-------- Entries

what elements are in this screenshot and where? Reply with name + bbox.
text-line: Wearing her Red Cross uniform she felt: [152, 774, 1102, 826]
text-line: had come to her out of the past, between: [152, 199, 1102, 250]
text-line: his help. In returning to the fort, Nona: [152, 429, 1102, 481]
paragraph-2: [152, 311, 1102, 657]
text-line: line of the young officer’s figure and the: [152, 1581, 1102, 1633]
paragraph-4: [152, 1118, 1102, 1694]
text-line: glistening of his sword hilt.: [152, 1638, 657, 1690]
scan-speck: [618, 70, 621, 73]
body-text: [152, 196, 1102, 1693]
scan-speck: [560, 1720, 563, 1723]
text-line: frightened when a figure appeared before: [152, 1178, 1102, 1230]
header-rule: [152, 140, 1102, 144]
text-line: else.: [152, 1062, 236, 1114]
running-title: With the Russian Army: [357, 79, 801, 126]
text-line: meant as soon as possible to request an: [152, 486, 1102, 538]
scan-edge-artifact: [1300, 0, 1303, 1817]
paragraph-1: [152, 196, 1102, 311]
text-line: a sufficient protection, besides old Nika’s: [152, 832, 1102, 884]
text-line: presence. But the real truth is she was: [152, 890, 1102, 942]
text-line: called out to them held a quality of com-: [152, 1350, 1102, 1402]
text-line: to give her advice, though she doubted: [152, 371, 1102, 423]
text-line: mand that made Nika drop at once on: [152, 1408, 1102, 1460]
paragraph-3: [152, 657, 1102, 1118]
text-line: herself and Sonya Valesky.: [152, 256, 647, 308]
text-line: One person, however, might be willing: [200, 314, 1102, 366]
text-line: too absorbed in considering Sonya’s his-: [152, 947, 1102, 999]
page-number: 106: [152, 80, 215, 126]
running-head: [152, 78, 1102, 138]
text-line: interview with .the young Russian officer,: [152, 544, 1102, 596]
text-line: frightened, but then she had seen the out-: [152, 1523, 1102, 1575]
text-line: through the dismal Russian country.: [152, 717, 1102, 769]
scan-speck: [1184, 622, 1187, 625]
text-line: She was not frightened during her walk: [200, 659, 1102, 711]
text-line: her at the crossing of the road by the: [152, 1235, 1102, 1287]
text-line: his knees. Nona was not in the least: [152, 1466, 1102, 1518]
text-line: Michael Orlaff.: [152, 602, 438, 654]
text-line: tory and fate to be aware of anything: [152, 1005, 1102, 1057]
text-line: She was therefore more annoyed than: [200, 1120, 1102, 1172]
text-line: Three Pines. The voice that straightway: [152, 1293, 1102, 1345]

----------------

Format every line of the material above as a Markdown table with two columns, Row for its sequence number and Entry for the line itself. Leave out any blank lines.

• Written solution:
| Row | Entry |
|---|---|
| 1 | what elements are in this screenshot and where? Reply with name + bbox. |
| 2 | text-line: Wearing her Red Cross uniform she felt: [152, 774, 1102, 826] |
| 3 | text-line: had come to her out of the past, between: [152, 199, 1102, 250] |
| 4 | text-line: his help. In returning to the fort, Nona: [152, 429, 1102, 481] |
| 5 | paragraph-2: [152, 311, 1102, 657] |
| 6 | text-line: line of the young officer’s figure and the: [152, 1581, 1102, 1633] |
| 7 | paragraph-4: [152, 1118, 1102, 1694] |
| 8 | text-line: glistening of his sword hilt.: [152, 1638, 657, 1690] |
| 9 | scan-speck: [618, 70, 621, 73] |
| 10 | body-text: [152, 196, 1102, 1693] |
| 11 | scan-speck: [560, 1720, 563, 1723] |
| 12 | text-line: frightened when a figure appeared before: [152, 1178, 1102, 1230] |
| 13 | header-rule: [152, 140, 1102, 144] |
| 14 | text-line: else.: [152, 1062, 236, 1114] |
| 15 | running-title: With the Russian Army: [357, 79, 801, 126] |
| 16 | text-line: meant as soon as possible to request an: [152, 486, 1102, 538] |
| 17 | scan-edge-artifact: [1300, 0, 1303, 1817] |
| 18 | paragraph-1: [152, 196, 1102, 311] |
| 19 | text-line: a sufficient protection, besides old Nika’s: [152, 832, 1102, 884] |
| 20 | text-line: presence. But the real truth is she was: [152, 890, 1102, 942] |
| 21 | text-line: called out to them held a quality of com-: [152, 1350, 1102, 1402] |
| 22 | text-line: to give her advice, though she doubted: [152, 371, 1102, 423] |
| 23 | text-line: mand that made Nika drop at once on: [152, 1408, 1102, 1460] |
| 24 | paragraph-3: [152, 657, 1102, 1118] |
| 25 | text-line: herself and Sonya Valesky.: [152, 256, 647, 308] |
| 26 | text-line: One person, however, might be willing: [200, 314, 1102, 366] |
| 27 | text-line: too absorbed in considering Sonya’s his-: [152, 947, 1102, 999] |
| 28 | page-number: 106: [152, 80, 215, 126] |
| 29 | running-head: [152, 78, 1102, 138] |
| 30 | text-line: interview with .the young Russian officer,: [152, 544, 1102, 596] |
| 31 | text-line: frightened, but then she had seen the out-: [152, 1523, 1102, 1575] |
| 32 | text-line: through the dismal Russian country.: [152, 717, 1102, 769] |
| 33 | scan-speck: [1184, 622, 1187, 625] |
| 34 | text-line: She was not frightened during her walk: [200, 659, 1102, 711] |
| 35 | text-line: her at the crossing of the road by the: [152, 1235, 1102, 1287] |
| 36 | text-line: his knees. Nona was not in the least: [152, 1466, 1102, 1518] |
| 37 | text-line: Michael Orlaff.: [152, 602, 438, 654] |
| 38 | text-line: tory and fate to be aware of anything: [152, 1005, 1102, 1057] |
| 39 | text-line: She was therefore more annoyed than: [200, 1120, 1102, 1172] |
| 40 | text-line: Three Pines. The voice that straightway: [152, 1293, 1102, 1345] |